*WHAT IS REQUIRED*.
Collect all lines from the listing that include the string "page".
#### GIVEN ENTRIES
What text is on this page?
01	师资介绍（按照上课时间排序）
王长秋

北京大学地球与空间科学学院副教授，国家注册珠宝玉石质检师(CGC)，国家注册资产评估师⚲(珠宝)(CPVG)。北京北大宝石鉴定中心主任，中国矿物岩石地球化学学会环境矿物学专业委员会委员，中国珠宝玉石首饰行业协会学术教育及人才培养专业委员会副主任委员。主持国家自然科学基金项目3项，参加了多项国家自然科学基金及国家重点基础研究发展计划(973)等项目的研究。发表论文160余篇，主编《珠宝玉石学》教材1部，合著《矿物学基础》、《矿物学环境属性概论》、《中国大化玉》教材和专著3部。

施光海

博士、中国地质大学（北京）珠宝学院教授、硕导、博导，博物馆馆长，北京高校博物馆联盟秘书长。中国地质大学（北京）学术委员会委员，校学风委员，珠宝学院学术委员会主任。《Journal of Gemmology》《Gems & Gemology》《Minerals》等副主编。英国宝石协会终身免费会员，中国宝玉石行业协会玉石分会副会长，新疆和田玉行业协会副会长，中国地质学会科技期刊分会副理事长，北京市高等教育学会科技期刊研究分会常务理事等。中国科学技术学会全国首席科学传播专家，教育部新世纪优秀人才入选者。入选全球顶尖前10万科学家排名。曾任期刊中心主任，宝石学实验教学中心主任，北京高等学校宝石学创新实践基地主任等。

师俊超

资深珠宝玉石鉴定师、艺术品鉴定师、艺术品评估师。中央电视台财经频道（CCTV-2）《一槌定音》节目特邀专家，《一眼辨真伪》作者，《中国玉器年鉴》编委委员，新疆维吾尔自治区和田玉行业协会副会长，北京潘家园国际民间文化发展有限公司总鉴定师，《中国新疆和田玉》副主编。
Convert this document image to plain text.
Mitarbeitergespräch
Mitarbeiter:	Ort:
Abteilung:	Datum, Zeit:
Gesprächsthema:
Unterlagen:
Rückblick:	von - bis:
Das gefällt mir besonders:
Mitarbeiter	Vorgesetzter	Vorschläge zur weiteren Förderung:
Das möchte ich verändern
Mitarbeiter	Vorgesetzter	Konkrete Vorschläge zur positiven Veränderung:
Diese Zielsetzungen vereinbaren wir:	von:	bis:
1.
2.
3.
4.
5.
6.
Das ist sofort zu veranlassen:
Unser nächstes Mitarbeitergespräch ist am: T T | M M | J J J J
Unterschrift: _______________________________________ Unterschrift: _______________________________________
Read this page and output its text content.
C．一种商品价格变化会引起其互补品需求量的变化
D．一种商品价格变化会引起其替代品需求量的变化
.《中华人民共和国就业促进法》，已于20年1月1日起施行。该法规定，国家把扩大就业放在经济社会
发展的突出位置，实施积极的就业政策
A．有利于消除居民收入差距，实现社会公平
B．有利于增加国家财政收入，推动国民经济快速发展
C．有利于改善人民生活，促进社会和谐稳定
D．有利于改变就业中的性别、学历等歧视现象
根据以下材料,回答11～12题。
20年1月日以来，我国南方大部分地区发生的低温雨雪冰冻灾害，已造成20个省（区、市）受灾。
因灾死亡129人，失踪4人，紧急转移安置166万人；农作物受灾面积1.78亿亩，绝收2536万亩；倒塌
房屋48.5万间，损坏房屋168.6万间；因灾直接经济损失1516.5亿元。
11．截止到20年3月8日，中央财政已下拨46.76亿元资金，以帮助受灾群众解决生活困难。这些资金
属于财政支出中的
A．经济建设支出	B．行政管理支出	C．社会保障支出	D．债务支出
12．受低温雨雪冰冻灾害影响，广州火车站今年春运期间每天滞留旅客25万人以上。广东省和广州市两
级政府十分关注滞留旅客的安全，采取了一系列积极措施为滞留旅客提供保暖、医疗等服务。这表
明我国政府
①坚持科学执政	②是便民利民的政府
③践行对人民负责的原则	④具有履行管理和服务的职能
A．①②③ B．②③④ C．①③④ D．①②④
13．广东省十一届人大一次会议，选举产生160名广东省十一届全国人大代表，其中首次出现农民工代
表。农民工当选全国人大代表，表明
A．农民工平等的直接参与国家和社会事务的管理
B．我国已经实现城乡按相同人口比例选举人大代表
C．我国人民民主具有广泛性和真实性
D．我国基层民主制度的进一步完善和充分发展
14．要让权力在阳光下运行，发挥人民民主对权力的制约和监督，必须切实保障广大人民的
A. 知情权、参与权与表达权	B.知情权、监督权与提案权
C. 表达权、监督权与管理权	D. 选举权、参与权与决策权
########
*TASK ANSWER*.
What text is on this page?
Read this page and output its text content.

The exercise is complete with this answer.